* _WRITTEN EXERCISE_
The line containing "Read all visible content and emit it as JSON." marks the start of the required copy, which runs to the final line of the entries; return those lines exactly, without any pictures.

═════ INPUT RECORDS

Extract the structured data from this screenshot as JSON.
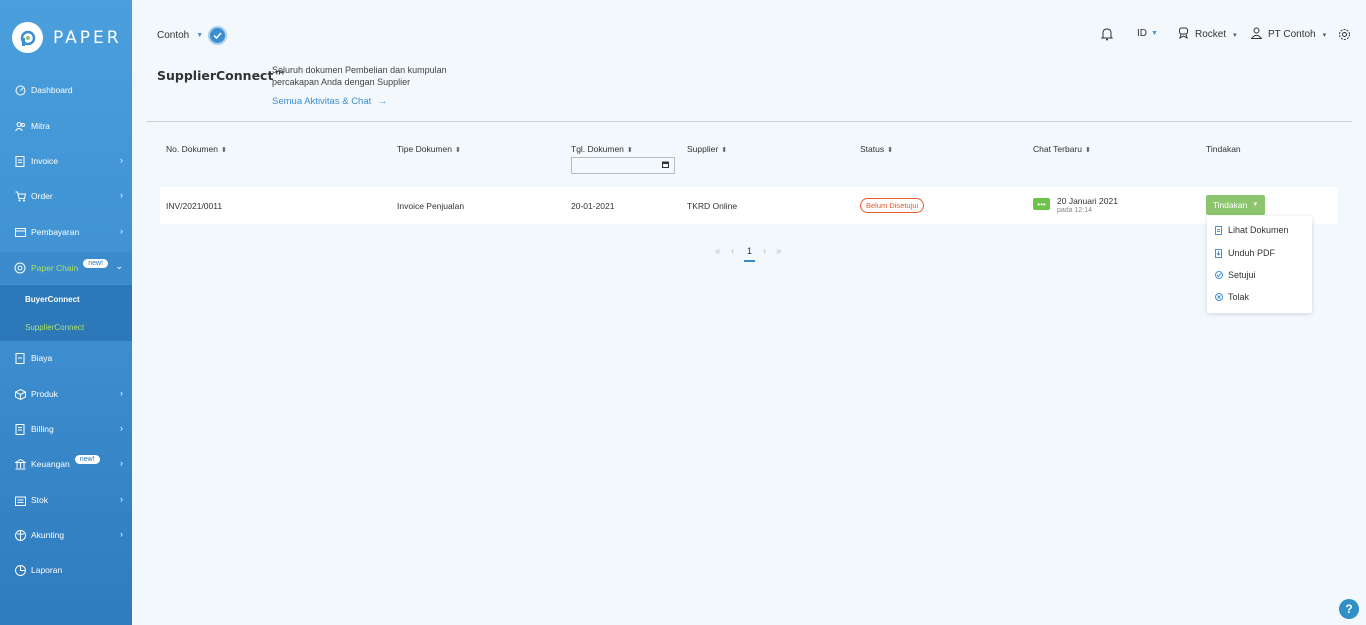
{
  "sidebar": {
    "logo_text": "PAPER",
    "items": [
      {
        "label": "Dashboard"
      },
      {
        "label": "Mitra"
      },
      {
        "label": "Invoice"
      },
      {
        "label": "Order"
      },
      {
        "label": "Pembayaran"
      },
      {
        "label": "Paper Chain",
        "badge": "new!"
      },
      {
        "label": "Biaya"
      },
      {
        "label": "Produk"
      },
      {
        "label": "Billing"
      },
      {
        "label": "Keuangan",
        "badge": "new!"
      },
      {
        "label": "Stok"
      },
      {
        "label": "Akunting"
      },
      {
        "label": "Laporan"
      }
    ],
    "subitems": [
      {
        "label": "BuyerConnect"
      },
      {
        "label": "SupplierConnect"
      }
    ]
  },
  "topbar": {
    "company": "Contoh",
    "language": "ID",
    "plan": "Rocket",
    "account": "PT Contoh"
  },
  "page": {
    "title": "SupplierConnect™",
    "description": "Seluruh dokumen Pembelian dan kumpulan percakapan Anda dengan Supplier",
    "link": "Semua Aktivitas & Chat",
    "link_arrow": "→"
  },
  "table": {
    "headers": [
      "No. Dokumen",
      "Tipe Dokumen",
      "Tgl. Dokumen",
      "Supplier",
      "Status",
      "Chat Terbaru",
      "Tindakan"
    ],
    "rows": [
      {
        "no_dokumen": "INV/2021/0011",
        "tipe": "Invoice Penjualan",
        "tanggal": "20-01-2021",
        "supplier": "TKRD Online",
        "status": "Belum Disetujui",
        "chat_date": "20 Januari 2021",
        "chat_time": "pada 12:14",
        "action_label": "Tindakan"
      }
    ]
  },
  "dropdown": {
    "items": [
      {
        "label": "Lihat Dokumen"
      },
      {
        "label": "Unduh PDF"
      },
      {
        "label": "Setujui"
      },
      {
        "label": "Tolak"
      }
    ]
  },
  "pagination": {
    "current": "1"
  },
  "help": "?",
  "colors": {
    "accent": "#3d8ecf",
    "green": "#8cc56d",
    "status": "#e8592c"
  }
}
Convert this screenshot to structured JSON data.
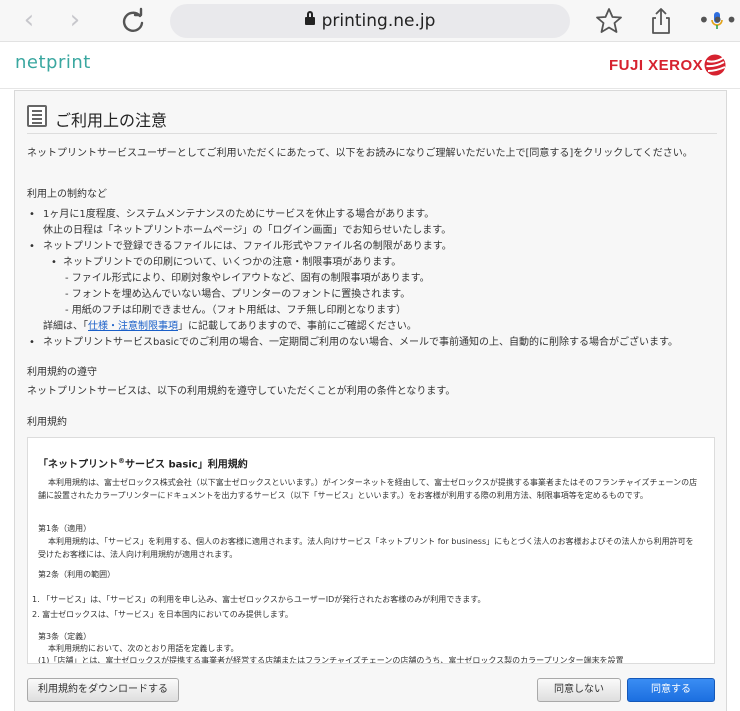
{
  "browser": {
    "url": "printing.ne.jp"
  },
  "header": {
    "logo_left": "netprint",
    "logo_right": "FUJI XEROX"
  },
  "notice": {
    "title": "ご利用上の注意",
    "intro": "ネットプリントサービスユーザーとしてご利用いただくにあたって、以下をお読みになりご理解いただいた上で[同意する]をクリックしてください。",
    "section1_heading": "利用上の制約など",
    "b1": "1ヶ月に1度程度、システムメンテナンスのためにサービスを休止する場合があります。",
    "b1_sub": "休止の日程は「ネットプリントホームページ」の「ログイン画面」でお知らせいたします。",
    "b2": "ネットプリントで登録できるファイルには、ファイル形式やファイル名の制限があります。",
    "b2_1": "ネットプリントでの印刷について、いくつかの注意・制限事項があります。",
    "b2_1a": "- ファイル形式により、印刷対象やレイアウトなど、固有の制限事項があります。",
    "b2_1b": "- フォントを埋め込んでいない場合、プリンターのフォントに置換されます。",
    "b2_1c": "- 用紙のフチは印刷できません。（フォト用紙は、フチ無し印刷となります）",
    "b2_detail_pre": "詳細は、「",
    "b2_detail_link": "仕様・注意制限事項",
    "b2_detail_post": "」に記載してありますので、事前にご確認ください。",
    "b3": "ネットプリントサービスbasicでのご利用の場合、一定期間ご利用のない場合、メールで事前通知の上、自動的に削除する場合がございます。",
    "section2_heading": "利用規約の遵守",
    "section2_text": "ネットプリントサービスは、以下の利用規約を遵守していただくことが利用の条件となります。",
    "section3_heading": "利用規約"
  },
  "terms": {
    "title_pre": "「ネットプリント",
    "title_sup": "®",
    "title_post": "サービス basic」利用規約",
    "para1": "本利用規約は、富士ゼロックス株式会社（以下富士ゼロックスといいます。）がインターネットを経由して、富士ゼロックスが提携する事業者またはそのフランチャイズチェーンの店舗に設置されたカラープリンターにドキュメントを出力するサービス（以下「サービス」といいます。）をお客様が利用する際の利用方法、制限事項等を定めるものです。",
    "art1_title": "第1条（適用）",
    "art1_text": "本利用規約は、「サービス」を利用する、個人のお客様に適用されます。法人向けサービス「ネットプリント for business」にもとづく法人のお客様およびその法人から利用許可を受けたお客様には、法人向け利用規約が適用されます。",
    "art2_title": "第2条（利用の範囲）",
    "art2_1": "1. 「サービス」は、「サービス」の利用を申し込み、富士ゼロックスからユーザーIDが発行されたお客様のみが利用できます。",
    "art2_2": "2. 富士ゼロックスは、「サービス」を日本国内においてのみ提供します。",
    "art3_title": "第3条（定義）",
    "art3_text": "本利用規約において、次のとおり用語を定義します。",
    "art3_1": "(1)「店舗」とは、富士ゼロックスが提携する事業者が経営する店舗またはフランチャイズチェーンの店舗のうち、富士ゼロックス製のカラープリンター端末を設置"
  },
  "buttons": {
    "download": "利用規約をダウンロードする",
    "disagree": "同意しない",
    "agree": "同意する"
  }
}
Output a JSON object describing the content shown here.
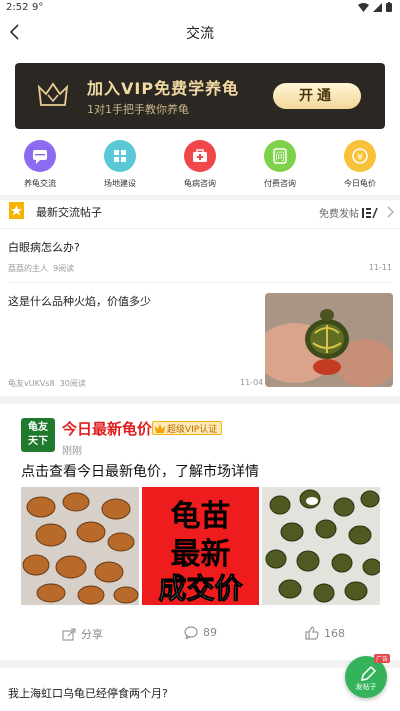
{
  "status_bar": {
    "time": "2:52",
    "temp": "9°"
  },
  "header": {
    "title": "交流"
  },
  "vip_banner": {
    "title": "加入VIP免费学养龟",
    "subtitle": "1对1手把手教你养龟",
    "button": "开通"
  },
  "quick_nav": [
    {
      "label": "养龟交流",
      "icon": "chat-icon",
      "color": "#8b6cf0"
    },
    {
      "label": "场地建设",
      "icon": "grid-icon",
      "color": "#5bc8d8"
    },
    {
      "label": "龟病咨询",
      "icon": "medical-kit-icon",
      "color": "#f0484a"
    },
    {
      "label": "付费咨询",
      "icon": "question-icon",
      "color": "#7ed14a"
    },
    {
      "label": "今日龟价",
      "icon": "yuan-coin-icon",
      "color": "#f8c13a"
    }
  ],
  "section": {
    "title": "最新交流帖子",
    "post_label": "免费发帖"
  },
  "posts": [
    {
      "question": "白眼病怎么办?",
      "author": "荔荔的主人",
      "views": "9阅读",
      "date": "11-11"
    },
    {
      "question": "这是什么品种火焰，价值多少",
      "author": "龟友vUKVs8",
      "views": "30阅读",
      "date": "11-04"
    }
  ],
  "featured": {
    "logo_text": "龟友天下",
    "name": "今日最新龟价",
    "badge": "超级VIP认证",
    "time": "刚刚",
    "text": "点击查看今日最新龟价，了解市场详情",
    "image_text": [
      "龟苗",
      "最新",
      "成交价"
    ],
    "share_label": "分享",
    "comments": "89",
    "likes": "168"
  },
  "last_post": {
    "question": "我上海虹口乌龟已经停食两个月?"
  },
  "fab": {
    "label": "发帖子",
    "tag": "广告"
  }
}
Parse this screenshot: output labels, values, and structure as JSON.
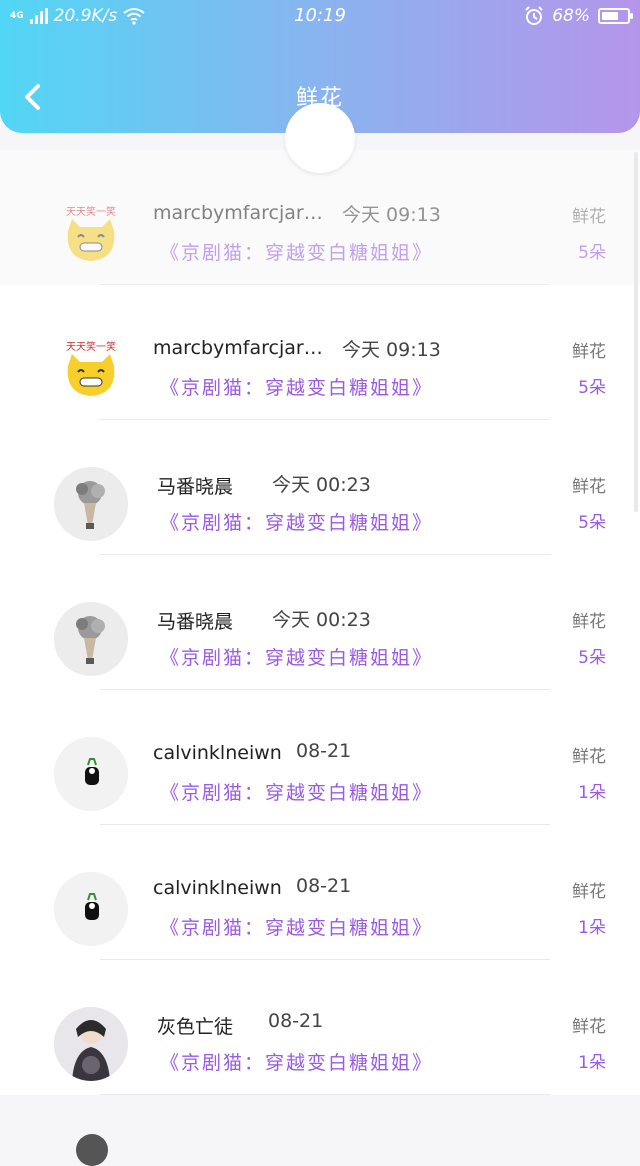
{
  "status_bar": {
    "network": "4G",
    "speed": "20.9K/s",
    "time": "10:19",
    "battery_percent": "68%",
    "battery_level": 0.68,
    "icons": [
      "signal-icon",
      "wifi-icon",
      "alarm-icon",
      "battery-icon"
    ]
  },
  "header": {
    "title": "鲜花",
    "back_icon": "chevron-left-icon",
    "gradient_start": "#52d6f5",
    "gradient_end": "#b595ea"
  },
  "accent_color": "#9a5be0",
  "items": [
    {
      "name": "marcbymfarcjar…",
      "time": "今天 09:13",
      "work": "《京剧猫：穿越变白糖姐姐》",
      "gift": "鲜花",
      "count": "5朵",
      "avatar": "cat-emoji-avatar"
    },
    {
      "name": "marcbymfarcjar…",
      "time": "今天 09:13",
      "work": "《京剧猫：穿越变白糖姐姐》",
      "gift": "鲜花",
      "count": "5朵",
      "avatar": "cat-emoji-avatar"
    },
    {
      "name": "马番晓晨",
      "time": "今天 00:23",
      "work": "《京剧猫：穿越变白糖姐姐》",
      "gift": "鲜花",
      "count": "5朵",
      "avatar": "bouquet-avatar"
    },
    {
      "name": "马番晓晨",
      "time": "今天 00:23",
      "work": "《京剧猫：穿越变白糖姐姐》",
      "gift": "鲜花",
      "count": "5朵",
      "avatar": "bouquet-avatar"
    },
    {
      "name": "calvinklneiwn",
      "time": "08-21",
      "work": "《京剧猫：穿越变白糖姐姐》",
      "gift": "鲜花",
      "count": "1朵",
      "avatar": "figure-avatar"
    },
    {
      "name": "calvinklneiwn",
      "time": "08-21",
      "work": "《京剧猫：穿越变白糖姐姐》",
      "gift": "鲜花",
      "count": "1朵",
      "avatar": "figure-avatar"
    },
    {
      "name": "灰色亡徒",
      "time": "08-21",
      "work": "《京剧猫：穿越变白糖姐姐》",
      "gift": "鲜花",
      "count": "1朵",
      "avatar": "anime-avatar"
    }
  ]
}
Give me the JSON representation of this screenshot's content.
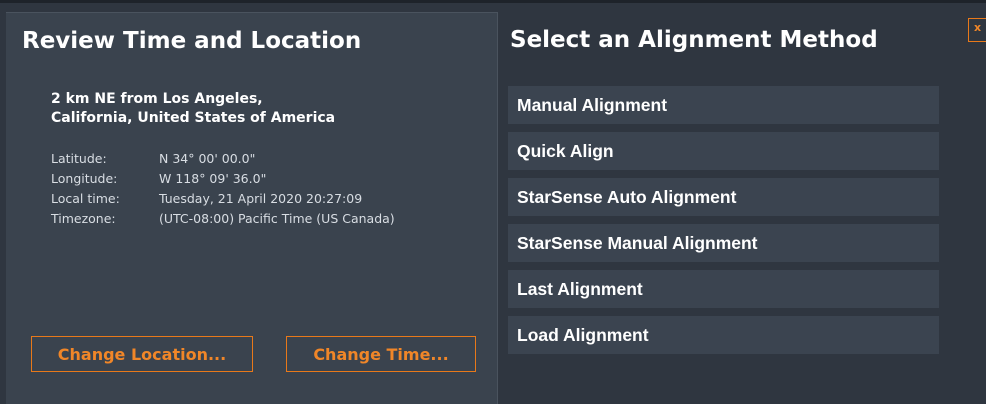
{
  "review": {
    "title": "Review Time and Location",
    "location_line1": "2 km NE from Los Angeles,",
    "location_line2": "California, United States of America",
    "rows": [
      {
        "label": "Latitude:",
        "value": "N 34° 00' 00.0\""
      },
      {
        "label": "Longitude:",
        "value": "W 118° 09' 36.0\""
      },
      {
        "label": "Local time:",
        "value": "Tuesday, 21 April 2020 20:27:09"
      },
      {
        "label": "Timezone:",
        "value": "(UTC-08:00) Pacific Time (US  Canada)"
      }
    ],
    "change_location_label": "Change Location...",
    "change_time_label": "Change Time..."
  },
  "alignment": {
    "title": "Select an Alignment Method",
    "methods": [
      "Manual Alignment",
      "Quick Align",
      "StarSense Auto Alignment",
      "StarSense Manual Alignment",
      "Last Alignment",
      "Load Alignment"
    ]
  },
  "close_label": "x",
  "colors": {
    "background": "#2f3640",
    "panel": "#3a434e",
    "accent": "#f08628",
    "text": "#ffffff"
  }
}
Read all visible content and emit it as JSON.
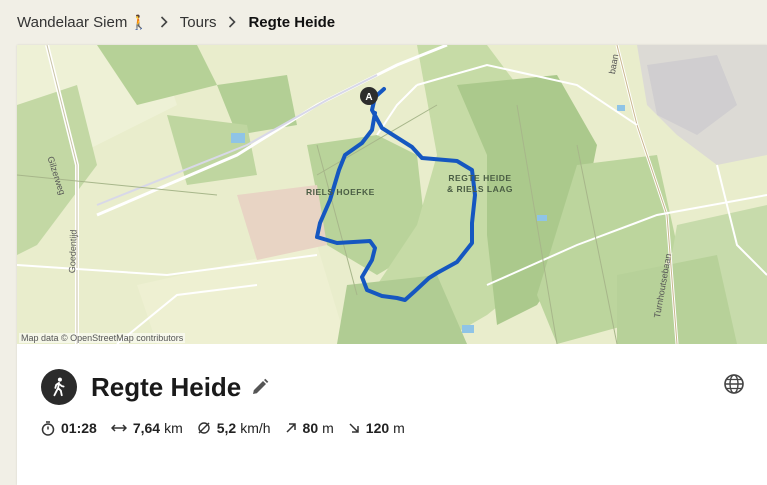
{
  "breadcrumb": {
    "user": "Wandelaar Siem",
    "user_emoji": "🚶",
    "tours": "Tours",
    "current": "Regte Heide"
  },
  "map": {
    "attribution": "Map data © OpenStreetMap contributors",
    "labels": {
      "area1": "RIELS HOEFKE",
      "area2_line1": "REGTE HEIDE",
      "area2_line2": "& RIELS LAAG",
      "road_gilze": "Gilzerweg",
      "road_goed": "Goedentijd",
      "road_turn": "Turnhoutsebaan",
      "road_baan": "baan"
    },
    "start_marker": "A",
    "route_color": "#1557c0"
  },
  "tour": {
    "title": "Regte Heide",
    "activity_icon": "hiking-icon"
  },
  "stats": {
    "duration": "01:28",
    "distance_value": "7,64",
    "distance_unit": "km",
    "speed_value": "5,2",
    "speed_unit": "km/h",
    "ascent_value": "80",
    "ascent_unit": "m",
    "descent_value": "120",
    "descent_unit": "m"
  }
}
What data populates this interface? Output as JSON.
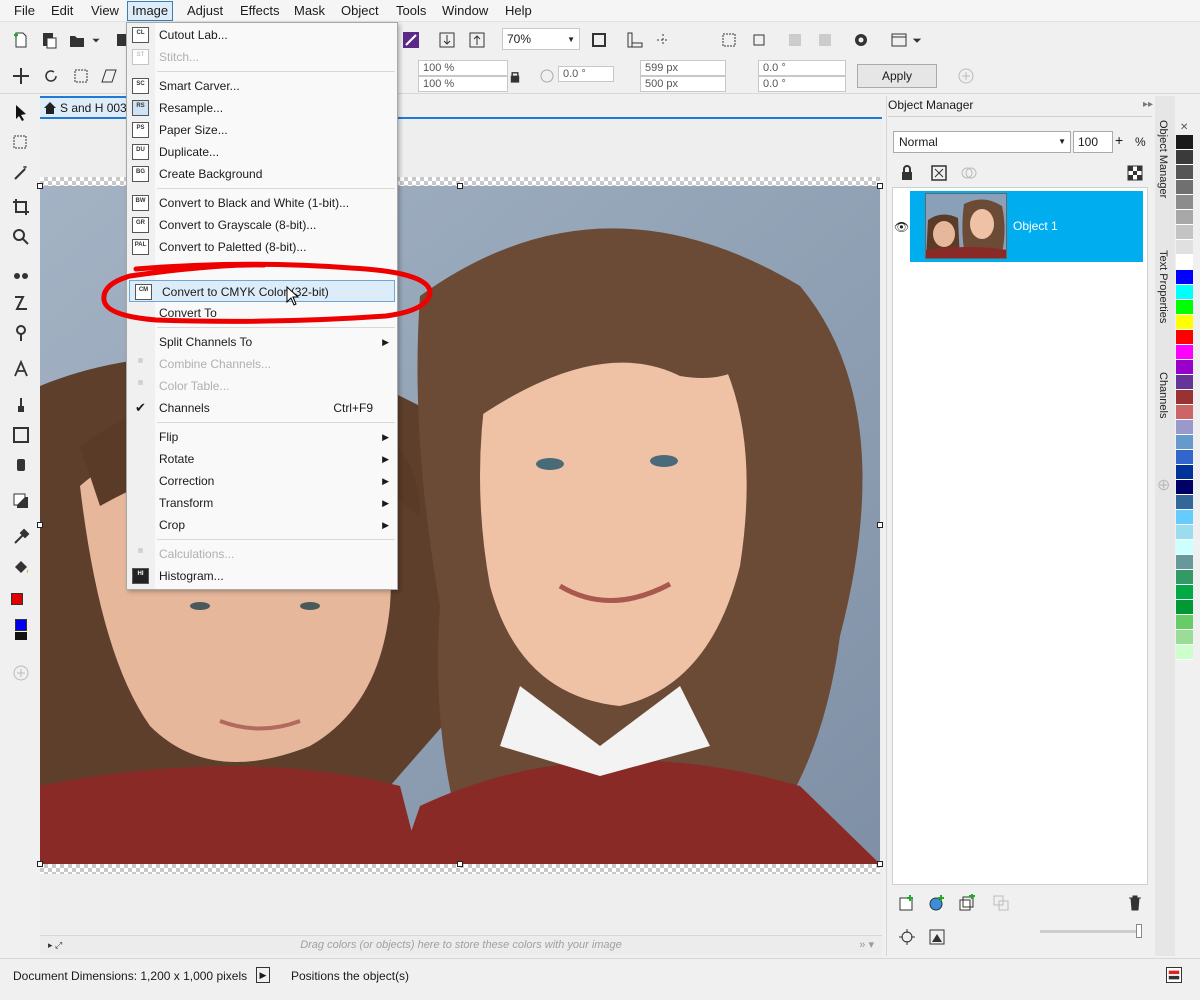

══════════

* _EXERCISE SOLUTION_
Read all visible content and emit it as JSON.
{
  "breadcrumb": {
    "user": "Wandelaar Siem",
    "user_emoji": "🚶",
    "tours": "Tours",
    "current": "Regte Heide"
  },
  "map": {
    "attribution": "Map data © OpenStreetMap contributors",
    "labels": {
      "area1": "RIELS HOEFKE",
      "area2_line1": "REGTE HEIDE",
      "area2_line2": "& RIELS LAAG",
      "road_gilze": "Gilzerweg",
      "road_goed": "Goedentijd",
      "road_turn": "Turnhoutsebaan",
      "road_baan": "baan"
    },
    "start_marker": "A",
    "route_color": "#1557c0"
  },
  "tour": {
    "title": "Regte Heide",
    "activity_icon": "hiking-icon"
  },
  "stats": {
    "duration": "01:28",
    "distance_value": "7,64",
    "distance_unit": "km",
    "speed_value": "5,2",
    "speed_unit": "km/h",
    "ascent_value": "80",
    "ascent_unit": "m",
    "descent_value": "120",
    "descent_unit": "m"
  }
}
What data populates this interface? Output as JSON.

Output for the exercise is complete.